*Brief*
Sort through the entries below and pull out lines containing the word "content".

(Items from a dataset)
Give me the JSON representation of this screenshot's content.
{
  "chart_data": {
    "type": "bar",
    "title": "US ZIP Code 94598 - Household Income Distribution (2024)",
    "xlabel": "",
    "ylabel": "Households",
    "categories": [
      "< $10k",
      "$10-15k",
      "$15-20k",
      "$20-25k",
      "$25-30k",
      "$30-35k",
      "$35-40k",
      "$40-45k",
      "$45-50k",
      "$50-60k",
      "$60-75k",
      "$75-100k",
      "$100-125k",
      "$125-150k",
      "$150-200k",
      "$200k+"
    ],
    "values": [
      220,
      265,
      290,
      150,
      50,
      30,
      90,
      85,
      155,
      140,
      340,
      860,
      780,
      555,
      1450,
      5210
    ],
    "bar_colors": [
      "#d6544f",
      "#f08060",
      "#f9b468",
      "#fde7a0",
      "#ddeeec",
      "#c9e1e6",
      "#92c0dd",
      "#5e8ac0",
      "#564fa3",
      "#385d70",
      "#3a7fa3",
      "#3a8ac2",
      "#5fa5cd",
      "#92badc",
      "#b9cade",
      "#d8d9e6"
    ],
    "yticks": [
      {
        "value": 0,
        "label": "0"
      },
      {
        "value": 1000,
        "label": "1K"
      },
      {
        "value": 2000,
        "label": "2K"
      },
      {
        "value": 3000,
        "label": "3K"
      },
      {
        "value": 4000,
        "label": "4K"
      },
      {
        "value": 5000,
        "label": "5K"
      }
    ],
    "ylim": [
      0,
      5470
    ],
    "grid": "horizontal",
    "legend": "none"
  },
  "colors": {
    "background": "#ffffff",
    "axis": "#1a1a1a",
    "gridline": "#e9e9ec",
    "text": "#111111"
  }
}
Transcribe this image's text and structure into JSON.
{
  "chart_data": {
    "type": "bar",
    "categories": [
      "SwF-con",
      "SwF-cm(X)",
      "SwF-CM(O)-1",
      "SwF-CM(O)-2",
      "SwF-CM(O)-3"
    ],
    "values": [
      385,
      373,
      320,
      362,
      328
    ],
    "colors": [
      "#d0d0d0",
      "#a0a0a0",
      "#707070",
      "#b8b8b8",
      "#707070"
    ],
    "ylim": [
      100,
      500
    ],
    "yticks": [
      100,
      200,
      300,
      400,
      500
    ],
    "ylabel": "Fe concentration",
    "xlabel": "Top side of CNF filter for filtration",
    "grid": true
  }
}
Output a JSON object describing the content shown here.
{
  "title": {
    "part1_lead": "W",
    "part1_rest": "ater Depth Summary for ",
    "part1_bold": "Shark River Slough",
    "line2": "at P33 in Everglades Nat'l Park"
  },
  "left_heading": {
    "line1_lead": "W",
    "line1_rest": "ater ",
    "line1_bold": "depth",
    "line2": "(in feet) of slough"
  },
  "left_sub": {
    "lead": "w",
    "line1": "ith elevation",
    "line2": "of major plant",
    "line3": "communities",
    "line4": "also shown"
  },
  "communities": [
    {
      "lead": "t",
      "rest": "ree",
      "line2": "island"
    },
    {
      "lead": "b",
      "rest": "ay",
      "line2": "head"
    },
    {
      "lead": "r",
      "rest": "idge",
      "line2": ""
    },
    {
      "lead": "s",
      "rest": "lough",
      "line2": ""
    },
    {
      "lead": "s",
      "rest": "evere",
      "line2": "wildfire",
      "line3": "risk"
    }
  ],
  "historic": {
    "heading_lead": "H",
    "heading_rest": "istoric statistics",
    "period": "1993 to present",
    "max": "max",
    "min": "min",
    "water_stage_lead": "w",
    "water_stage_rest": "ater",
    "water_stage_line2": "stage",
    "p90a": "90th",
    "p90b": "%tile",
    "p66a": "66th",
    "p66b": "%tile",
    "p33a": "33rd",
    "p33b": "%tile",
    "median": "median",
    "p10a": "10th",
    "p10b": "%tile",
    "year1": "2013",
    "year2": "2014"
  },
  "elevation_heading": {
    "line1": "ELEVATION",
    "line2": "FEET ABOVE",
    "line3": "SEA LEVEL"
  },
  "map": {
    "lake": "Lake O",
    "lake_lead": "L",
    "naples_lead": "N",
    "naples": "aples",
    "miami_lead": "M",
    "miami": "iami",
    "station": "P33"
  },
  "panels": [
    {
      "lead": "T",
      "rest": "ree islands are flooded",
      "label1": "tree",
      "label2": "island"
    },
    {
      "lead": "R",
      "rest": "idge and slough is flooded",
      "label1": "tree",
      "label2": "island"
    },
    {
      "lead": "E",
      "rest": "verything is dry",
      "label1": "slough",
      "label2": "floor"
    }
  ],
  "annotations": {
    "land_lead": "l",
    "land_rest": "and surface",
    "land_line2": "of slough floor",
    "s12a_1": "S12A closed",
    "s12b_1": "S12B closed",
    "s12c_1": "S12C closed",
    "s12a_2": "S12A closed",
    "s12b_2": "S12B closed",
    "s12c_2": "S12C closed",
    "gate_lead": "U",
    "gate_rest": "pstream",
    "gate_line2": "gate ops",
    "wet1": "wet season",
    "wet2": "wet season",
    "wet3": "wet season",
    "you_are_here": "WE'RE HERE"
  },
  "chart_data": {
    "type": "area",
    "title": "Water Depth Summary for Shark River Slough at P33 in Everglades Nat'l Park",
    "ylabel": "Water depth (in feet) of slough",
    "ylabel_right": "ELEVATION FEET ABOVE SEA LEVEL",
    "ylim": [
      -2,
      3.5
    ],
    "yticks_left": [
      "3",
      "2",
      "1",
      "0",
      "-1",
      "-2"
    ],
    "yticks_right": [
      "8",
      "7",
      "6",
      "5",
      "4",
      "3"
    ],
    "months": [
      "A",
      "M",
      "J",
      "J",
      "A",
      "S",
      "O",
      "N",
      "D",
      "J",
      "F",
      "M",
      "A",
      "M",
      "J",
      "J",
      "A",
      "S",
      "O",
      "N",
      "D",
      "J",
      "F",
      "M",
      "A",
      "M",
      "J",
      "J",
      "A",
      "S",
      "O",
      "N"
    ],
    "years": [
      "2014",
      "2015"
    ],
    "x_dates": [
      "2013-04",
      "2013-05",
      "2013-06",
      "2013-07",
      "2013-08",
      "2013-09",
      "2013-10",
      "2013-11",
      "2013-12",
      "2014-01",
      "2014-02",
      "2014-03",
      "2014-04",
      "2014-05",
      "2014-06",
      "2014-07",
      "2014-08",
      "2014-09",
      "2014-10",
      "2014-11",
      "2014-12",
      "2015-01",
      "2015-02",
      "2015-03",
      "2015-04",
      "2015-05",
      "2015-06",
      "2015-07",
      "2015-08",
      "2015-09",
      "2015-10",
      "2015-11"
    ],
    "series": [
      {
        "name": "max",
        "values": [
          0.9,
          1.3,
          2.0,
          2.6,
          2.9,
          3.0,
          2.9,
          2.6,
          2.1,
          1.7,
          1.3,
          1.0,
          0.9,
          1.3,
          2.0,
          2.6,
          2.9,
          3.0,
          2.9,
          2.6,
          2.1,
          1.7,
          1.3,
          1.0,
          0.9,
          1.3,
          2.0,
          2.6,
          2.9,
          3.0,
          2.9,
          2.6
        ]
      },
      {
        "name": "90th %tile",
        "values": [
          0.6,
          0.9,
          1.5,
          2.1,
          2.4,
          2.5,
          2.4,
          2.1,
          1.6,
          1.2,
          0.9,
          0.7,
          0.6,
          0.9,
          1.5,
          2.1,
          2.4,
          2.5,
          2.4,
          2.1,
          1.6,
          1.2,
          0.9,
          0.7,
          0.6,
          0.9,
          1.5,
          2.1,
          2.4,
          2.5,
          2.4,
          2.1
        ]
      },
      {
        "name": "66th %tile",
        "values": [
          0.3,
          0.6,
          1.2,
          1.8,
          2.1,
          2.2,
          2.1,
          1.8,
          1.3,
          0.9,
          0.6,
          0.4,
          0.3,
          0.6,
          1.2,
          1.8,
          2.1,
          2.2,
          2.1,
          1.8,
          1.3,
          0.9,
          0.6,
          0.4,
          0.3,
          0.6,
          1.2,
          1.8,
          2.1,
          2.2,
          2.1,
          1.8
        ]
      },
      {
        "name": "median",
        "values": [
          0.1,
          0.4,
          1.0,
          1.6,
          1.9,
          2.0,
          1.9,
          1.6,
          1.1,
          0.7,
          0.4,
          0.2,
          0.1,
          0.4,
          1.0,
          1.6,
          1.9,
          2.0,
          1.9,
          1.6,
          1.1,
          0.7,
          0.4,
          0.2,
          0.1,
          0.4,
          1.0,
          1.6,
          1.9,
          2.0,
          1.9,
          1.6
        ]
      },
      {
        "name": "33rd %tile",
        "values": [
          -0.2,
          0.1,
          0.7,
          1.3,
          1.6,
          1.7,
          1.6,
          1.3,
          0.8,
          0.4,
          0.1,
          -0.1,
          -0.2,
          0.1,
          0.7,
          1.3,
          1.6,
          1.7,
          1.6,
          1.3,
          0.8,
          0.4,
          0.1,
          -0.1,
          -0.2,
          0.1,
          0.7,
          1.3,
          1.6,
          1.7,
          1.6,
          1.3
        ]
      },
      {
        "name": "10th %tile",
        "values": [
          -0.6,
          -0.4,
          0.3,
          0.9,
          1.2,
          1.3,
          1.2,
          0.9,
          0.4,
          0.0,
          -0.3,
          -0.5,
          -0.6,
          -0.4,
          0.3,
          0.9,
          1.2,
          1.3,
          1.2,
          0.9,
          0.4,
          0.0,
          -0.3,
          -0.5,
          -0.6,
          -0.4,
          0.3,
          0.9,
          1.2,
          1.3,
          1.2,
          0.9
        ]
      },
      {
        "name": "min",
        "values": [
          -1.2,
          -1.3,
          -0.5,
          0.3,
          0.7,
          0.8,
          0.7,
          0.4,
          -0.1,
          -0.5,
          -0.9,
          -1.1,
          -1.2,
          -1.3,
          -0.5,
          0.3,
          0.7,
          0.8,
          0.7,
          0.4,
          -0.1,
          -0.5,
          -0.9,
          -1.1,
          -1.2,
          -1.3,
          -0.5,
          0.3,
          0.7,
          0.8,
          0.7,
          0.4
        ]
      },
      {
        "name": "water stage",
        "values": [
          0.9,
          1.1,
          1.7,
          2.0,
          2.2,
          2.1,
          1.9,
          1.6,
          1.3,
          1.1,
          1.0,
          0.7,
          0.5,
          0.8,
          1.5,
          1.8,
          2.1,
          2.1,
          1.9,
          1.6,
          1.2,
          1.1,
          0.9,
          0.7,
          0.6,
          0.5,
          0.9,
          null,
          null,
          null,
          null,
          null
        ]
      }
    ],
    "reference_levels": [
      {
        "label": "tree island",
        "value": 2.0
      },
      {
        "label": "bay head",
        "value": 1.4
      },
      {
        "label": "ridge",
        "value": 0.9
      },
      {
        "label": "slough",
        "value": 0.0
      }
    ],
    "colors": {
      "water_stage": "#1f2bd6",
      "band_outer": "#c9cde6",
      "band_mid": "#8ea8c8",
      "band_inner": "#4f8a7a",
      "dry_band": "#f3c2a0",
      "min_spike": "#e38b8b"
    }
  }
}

*Result of this exercise*
Give me the JSON representation of this screenshot's content.
Output a JSON object describing the content shown here.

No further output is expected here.